• **What to produce**: Copy out the entries below precisely; nothing is to be omitted.

Start of Input rows

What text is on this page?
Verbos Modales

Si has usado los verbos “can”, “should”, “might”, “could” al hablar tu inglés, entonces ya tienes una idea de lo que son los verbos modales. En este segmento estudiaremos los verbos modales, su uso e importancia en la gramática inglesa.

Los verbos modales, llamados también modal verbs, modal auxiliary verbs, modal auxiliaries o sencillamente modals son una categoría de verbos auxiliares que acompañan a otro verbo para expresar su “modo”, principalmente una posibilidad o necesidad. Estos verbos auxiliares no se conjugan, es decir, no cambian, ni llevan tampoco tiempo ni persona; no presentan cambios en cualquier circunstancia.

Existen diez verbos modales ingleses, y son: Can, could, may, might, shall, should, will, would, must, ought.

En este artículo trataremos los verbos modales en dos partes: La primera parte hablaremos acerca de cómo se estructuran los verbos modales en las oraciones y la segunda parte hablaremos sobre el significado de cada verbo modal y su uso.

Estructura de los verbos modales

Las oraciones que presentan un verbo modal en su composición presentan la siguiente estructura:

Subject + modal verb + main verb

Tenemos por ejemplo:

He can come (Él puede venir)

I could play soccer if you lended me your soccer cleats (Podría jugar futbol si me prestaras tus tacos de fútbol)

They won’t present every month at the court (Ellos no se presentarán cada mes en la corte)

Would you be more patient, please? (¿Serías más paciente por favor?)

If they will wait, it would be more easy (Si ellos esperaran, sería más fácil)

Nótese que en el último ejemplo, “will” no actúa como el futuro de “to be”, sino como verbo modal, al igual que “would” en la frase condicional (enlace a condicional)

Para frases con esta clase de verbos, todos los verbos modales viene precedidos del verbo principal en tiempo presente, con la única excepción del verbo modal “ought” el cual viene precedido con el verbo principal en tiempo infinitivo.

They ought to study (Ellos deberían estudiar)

End of Input rows

• **Exercise response**:
What text is on this page?
Verbos Modales

Si has usado los verbos “can”, “should”, “might”, “could” al hablar tu inglés, entonces ya tienes una idea de lo que son los verbos modales. En este segmento estudiaremos los verbos modales, su uso e importancia en la gramática inglesa.

Los verbos modales, llamados también modal verbs, modal auxiliary verbs, modal auxiliaries o sencillamente modals son una categoría de verbos auxiliares que acompañan a otro verbo para expresar su “modo”, principalmente una posibilidad o necesidad. Estos verbos auxiliares no se conjugan, es decir, no cambian, ni llevan tampoco tiempo ni persona; no presentan cambios en cualquier circunstancia.

Existen diez verbos modales ingleses, y son: Can, could, may, might, shall, should, will, would, must, ought.

En este artículo trataremos los verbos modales en dos partes: La primera parte hablaremos acerca de cómo se estructuran los verbos modales en las oraciones y la segunda parte hablaremos sobre el significado de cada verbo modal y su uso.

Estructura de los verbos modales

Las oraciones que presentan un verbo modal en su composición presentan la siguiente estructura:

Subject + modal verb + main verb

Tenemos por ejemplo:

He can come (Él puede venir)

I could play soccer if you lended me your soccer cleats (Podría jugar futbol si me prestaras tus tacos de fútbol)

They won’t present every month at the court (Ellos no se presentarán cada mes en la corte)

Would you be more patient, please? (¿Serías más paciente por favor?)

If they will wait, it would be more easy (Si ellos esperaran, sería más fácil)

Nótese que en el último ejemplo, “will” no actúa como el futuro de “to be”, sino como verbo modal, al igual que “would” en la frase condicional (enlace a condicional)

Para frases con esta clase de verbos, todos los verbos modales viene precedidos del verbo principal en tiempo presente, con la única excepción del verbo modal “ought” el cual viene precedido con el verbo principal en tiempo infinitivo.

They ought to study (Ellos deberían estudiar)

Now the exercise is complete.